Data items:
- - - - -

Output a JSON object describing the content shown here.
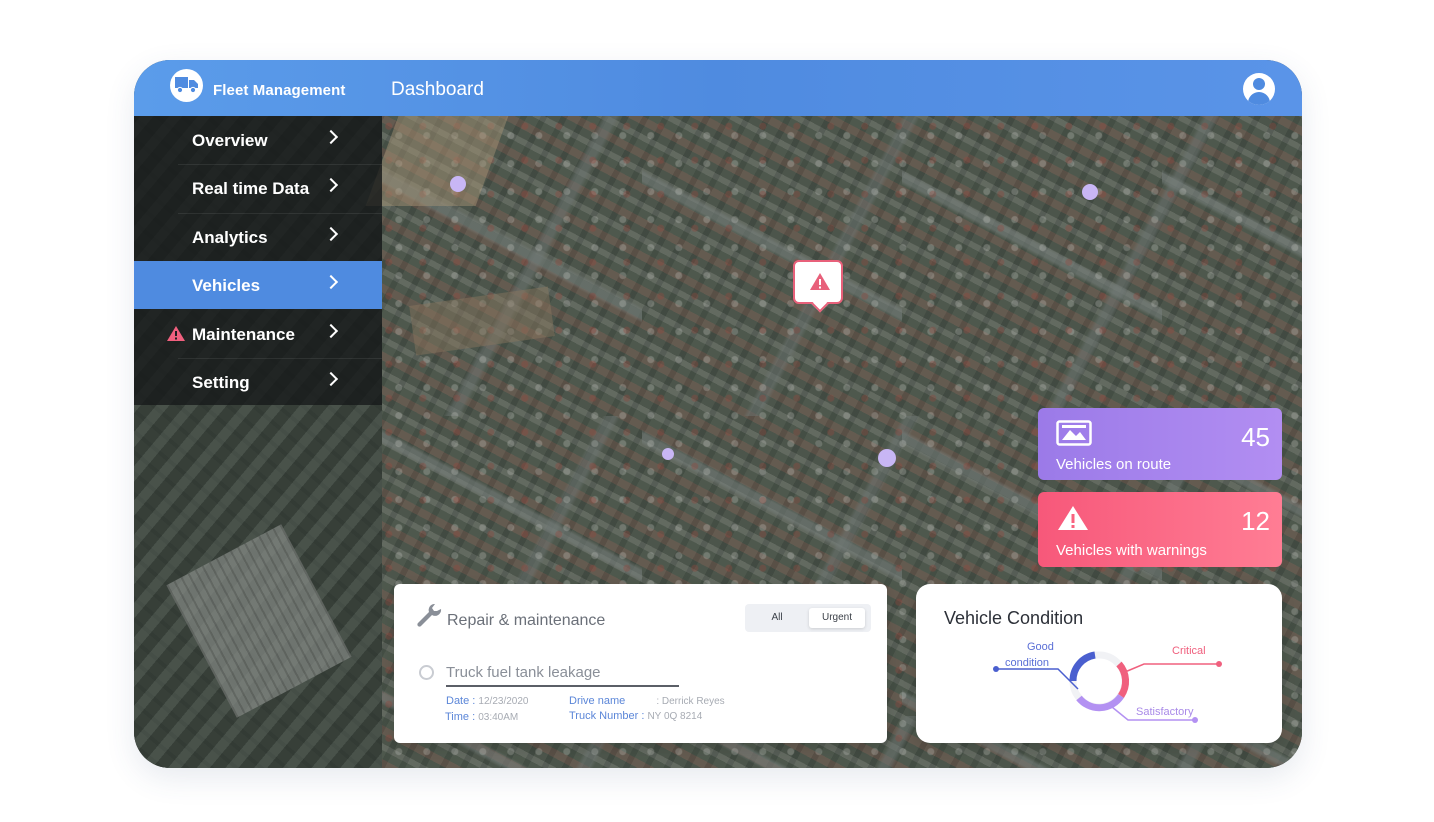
{
  "header": {
    "app_name": "Fleet Management",
    "page_title": "Dashboard",
    "logo_icon": "truck-icon",
    "avatar_icon": "user-icon",
    "bg_color": "#4f8be0"
  },
  "sidebar": {
    "items": [
      {
        "label": "Overview",
        "active": false
      },
      {
        "label": "Real time Data",
        "active": false
      },
      {
        "label": "Analytics",
        "active": false
      },
      {
        "label": "Vehicles",
        "active": true
      },
      {
        "label": "Maintenance",
        "active": false,
        "icon": "warning-icon"
      },
      {
        "label": "Setting",
        "active": false
      }
    ],
    "active_color": "#4f8be0"
  },
  "map": {
    "alert_icon": "warning-icon",
    "alert_color": "#e8607a"
  },
  "stats": {
    "on_route": {
      "value": "45",
      "label": "Vehicles on route",
      "icon": "image-icon",
      "color": "#a584ee"
    },
    "warnings": {
      "value": "12",
      "label": "Vehicles with warnings",
      "icon": "warning-icon",
      "color": "#f9637f"
    }
  },
  "repair": {
    "title": "Repair & maintenance",
    "filter_options": [
      "All",
      "Urgent"
    ],
    "selected_filter": "Urgent",
    "task": {
      "title": "Truck fuel tank leakage",
      "date_label": "Date :",
      "date_value": "12/23/2020",
      "time_label": "Time :",
      "time_value": "03:40AM",
      "driver_label": "Drive name",
      "driver_value": ": Derrick Reyes",
      "truck_label": "Truck Number :",
      "truck_value": "NY 0Q 8214"
    }
  },
  "condition": {
    "title": "Vehicle Condition",
    "legend": {
      "good_line1": "Good",
      "good_line2": "condition",
      "critical": "Critical",
      "satisfactory": "Satisfactory"
    },
    "colors": {
      "good": "#4a5fcf",
      "critical": "#f0607e",
      "satisfactory": "#b391f2"
    }
  }
}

- - - - -

### REQUIREMENTS:
Give only the count of lines in the data that include the string "warnings".

### WRITTEN SOLUTION:
2